**Dataset entries on figures**
○ ○ ○ ○ ○ ○ ○

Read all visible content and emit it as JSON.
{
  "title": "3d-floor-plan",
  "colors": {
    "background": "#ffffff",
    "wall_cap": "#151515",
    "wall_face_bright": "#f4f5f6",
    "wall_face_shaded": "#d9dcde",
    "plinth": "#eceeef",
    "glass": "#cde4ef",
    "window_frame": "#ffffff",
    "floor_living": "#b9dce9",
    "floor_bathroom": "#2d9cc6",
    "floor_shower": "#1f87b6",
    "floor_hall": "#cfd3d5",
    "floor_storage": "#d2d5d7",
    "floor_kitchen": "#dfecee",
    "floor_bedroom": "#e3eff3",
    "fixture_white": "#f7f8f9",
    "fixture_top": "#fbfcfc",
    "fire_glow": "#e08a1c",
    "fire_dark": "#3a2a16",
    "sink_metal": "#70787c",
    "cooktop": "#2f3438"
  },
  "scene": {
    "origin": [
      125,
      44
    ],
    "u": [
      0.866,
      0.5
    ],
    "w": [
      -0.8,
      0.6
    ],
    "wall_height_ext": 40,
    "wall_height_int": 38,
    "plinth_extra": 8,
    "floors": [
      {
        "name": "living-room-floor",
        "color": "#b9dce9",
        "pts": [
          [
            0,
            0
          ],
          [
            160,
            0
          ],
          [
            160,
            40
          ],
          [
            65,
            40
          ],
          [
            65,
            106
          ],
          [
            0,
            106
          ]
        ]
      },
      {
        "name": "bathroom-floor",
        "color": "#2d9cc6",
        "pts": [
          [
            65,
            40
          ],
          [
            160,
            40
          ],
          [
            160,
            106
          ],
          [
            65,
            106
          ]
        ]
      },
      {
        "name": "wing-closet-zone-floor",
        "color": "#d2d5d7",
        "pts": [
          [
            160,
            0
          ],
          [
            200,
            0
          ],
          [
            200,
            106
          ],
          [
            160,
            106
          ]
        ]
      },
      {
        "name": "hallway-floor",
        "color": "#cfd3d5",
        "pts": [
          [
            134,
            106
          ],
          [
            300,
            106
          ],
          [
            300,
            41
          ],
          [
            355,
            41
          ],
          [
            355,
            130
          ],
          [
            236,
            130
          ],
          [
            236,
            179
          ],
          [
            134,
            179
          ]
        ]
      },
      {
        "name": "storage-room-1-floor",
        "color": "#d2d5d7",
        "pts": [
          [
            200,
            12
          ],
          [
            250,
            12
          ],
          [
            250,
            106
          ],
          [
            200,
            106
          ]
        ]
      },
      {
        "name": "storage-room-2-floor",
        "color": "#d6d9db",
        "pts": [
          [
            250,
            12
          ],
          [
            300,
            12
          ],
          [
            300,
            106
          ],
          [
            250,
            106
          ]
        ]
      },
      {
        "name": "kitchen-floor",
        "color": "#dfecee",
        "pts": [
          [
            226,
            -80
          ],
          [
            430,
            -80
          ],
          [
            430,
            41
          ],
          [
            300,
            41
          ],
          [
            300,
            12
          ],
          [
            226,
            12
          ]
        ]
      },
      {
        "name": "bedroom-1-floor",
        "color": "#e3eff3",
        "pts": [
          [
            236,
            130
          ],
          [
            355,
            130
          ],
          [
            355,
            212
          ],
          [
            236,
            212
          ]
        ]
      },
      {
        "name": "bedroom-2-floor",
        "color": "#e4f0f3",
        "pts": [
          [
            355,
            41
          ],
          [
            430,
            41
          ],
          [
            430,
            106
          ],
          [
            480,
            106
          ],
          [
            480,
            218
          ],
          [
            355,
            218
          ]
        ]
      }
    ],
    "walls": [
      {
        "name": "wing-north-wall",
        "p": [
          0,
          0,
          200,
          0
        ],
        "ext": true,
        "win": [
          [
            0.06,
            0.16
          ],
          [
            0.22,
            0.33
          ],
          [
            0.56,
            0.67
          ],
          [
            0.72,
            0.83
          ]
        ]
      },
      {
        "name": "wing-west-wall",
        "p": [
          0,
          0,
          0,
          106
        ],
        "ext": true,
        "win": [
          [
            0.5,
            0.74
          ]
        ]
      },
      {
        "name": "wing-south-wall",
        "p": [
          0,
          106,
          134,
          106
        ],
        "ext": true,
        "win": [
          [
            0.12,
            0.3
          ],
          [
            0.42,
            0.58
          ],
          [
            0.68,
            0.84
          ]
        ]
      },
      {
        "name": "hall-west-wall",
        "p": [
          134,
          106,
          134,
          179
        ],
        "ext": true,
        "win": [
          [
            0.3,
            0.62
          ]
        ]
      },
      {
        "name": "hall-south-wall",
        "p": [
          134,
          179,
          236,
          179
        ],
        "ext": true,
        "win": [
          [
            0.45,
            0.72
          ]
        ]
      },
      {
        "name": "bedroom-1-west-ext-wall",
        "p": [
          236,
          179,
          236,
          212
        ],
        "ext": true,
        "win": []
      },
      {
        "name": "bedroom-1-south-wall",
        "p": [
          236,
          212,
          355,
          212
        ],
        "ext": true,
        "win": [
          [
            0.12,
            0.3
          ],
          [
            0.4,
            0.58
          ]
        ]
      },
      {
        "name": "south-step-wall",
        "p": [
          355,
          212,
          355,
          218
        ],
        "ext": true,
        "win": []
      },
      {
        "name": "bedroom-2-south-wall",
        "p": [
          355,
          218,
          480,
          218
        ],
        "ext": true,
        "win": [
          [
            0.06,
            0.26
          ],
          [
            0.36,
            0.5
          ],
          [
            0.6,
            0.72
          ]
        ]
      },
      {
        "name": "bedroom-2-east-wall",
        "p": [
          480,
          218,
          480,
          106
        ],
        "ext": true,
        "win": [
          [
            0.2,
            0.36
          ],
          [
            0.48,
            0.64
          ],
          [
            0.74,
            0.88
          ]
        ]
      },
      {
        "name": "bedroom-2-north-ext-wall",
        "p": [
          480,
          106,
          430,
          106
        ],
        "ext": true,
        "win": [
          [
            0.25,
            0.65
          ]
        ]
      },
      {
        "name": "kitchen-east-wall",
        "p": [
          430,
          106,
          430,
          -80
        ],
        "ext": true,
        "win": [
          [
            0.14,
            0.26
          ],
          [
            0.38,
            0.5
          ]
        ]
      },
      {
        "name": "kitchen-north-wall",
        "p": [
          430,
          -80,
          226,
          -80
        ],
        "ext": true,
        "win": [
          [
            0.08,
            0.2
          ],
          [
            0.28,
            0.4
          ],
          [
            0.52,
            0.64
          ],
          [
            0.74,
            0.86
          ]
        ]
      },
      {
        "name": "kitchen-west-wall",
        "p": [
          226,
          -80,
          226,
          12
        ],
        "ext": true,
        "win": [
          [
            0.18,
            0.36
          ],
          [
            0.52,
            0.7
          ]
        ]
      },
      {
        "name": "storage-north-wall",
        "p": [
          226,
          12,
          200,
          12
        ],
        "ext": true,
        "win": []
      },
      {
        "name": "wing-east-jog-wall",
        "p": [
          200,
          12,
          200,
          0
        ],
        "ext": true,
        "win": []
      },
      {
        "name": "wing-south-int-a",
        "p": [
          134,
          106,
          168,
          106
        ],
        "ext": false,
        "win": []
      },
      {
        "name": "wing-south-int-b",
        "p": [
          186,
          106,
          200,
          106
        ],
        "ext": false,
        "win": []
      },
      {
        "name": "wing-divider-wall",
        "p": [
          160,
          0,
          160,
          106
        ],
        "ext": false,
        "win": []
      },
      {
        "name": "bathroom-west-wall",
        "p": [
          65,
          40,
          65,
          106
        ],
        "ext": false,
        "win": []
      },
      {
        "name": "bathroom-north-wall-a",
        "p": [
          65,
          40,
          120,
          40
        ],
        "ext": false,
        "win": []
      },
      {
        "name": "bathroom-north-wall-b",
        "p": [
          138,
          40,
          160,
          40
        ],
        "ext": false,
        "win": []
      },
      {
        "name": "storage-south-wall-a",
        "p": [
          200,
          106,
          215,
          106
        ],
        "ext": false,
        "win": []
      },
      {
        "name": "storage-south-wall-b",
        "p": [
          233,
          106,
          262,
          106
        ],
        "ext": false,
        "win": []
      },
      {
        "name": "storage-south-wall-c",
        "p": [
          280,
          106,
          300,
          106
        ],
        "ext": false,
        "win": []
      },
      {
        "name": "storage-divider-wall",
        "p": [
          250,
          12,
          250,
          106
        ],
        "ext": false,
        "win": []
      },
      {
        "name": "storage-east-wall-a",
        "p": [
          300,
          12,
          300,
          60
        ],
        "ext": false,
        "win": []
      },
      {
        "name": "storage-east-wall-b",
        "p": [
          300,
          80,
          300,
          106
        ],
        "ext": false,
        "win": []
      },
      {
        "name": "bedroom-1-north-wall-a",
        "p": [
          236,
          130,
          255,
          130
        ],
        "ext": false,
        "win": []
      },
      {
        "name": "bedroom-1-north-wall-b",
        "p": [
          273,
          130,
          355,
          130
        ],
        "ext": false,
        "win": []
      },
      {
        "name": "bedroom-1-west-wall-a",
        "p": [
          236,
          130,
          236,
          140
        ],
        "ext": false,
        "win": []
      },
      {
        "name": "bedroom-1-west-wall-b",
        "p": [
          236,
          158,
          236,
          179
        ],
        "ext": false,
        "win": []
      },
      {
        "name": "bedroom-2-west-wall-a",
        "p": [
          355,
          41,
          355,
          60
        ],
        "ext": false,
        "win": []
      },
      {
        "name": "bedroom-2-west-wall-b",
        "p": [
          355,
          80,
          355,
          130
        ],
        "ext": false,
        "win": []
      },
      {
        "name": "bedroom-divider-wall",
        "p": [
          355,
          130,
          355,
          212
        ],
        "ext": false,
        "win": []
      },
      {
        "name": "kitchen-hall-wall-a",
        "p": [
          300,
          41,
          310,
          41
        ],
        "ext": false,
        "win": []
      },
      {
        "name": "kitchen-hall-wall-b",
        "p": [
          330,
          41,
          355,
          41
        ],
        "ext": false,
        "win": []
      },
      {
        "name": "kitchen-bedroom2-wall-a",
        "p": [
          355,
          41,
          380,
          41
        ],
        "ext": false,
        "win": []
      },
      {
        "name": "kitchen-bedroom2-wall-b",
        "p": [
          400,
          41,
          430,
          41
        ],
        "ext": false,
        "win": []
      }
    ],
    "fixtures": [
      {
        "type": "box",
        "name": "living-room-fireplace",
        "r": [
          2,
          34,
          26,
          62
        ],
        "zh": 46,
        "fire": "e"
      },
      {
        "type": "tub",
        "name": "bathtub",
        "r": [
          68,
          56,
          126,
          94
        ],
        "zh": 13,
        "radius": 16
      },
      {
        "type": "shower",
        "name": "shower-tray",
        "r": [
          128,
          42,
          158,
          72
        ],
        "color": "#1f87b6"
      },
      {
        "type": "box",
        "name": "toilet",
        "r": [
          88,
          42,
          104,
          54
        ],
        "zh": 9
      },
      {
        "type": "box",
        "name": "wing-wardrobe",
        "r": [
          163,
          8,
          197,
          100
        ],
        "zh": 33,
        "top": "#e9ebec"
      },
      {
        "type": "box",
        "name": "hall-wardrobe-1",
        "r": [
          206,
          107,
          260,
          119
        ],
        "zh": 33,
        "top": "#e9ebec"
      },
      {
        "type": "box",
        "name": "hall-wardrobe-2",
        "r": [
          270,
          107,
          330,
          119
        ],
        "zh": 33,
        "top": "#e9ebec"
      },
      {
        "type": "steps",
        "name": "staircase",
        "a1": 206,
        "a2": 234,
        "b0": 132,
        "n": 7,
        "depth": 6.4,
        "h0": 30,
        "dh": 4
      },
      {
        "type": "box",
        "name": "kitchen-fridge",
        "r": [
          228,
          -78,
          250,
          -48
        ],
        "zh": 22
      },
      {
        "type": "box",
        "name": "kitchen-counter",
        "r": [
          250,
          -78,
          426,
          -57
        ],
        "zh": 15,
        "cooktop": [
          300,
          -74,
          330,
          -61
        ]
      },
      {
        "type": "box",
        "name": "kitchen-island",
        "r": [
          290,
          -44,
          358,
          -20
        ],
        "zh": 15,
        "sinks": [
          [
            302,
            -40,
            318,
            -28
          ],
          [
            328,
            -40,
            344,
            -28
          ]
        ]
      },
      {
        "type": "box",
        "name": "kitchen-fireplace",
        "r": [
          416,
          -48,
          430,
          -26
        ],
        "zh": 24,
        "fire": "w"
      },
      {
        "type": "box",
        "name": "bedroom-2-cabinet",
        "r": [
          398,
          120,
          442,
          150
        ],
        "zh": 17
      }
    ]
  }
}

○ ○ ○ ○ ○ ○ ○

**Given task**
Scan the lines for the string "north". Copy out each line that matches.

**Result of this task**
        "name": "wing-north-wall",
        "name": "bedroom-2-north-ext-wall",
        "name": "kitchen-north-wall",
        "name": "storage-north-wall",
        "name": "bathroom-north-wall-a",
        "name": "bathroom-north-wall-b",
        "name": "bedroom-1-north-wall-a",
        "name": "bedroom-1-north-wall-b",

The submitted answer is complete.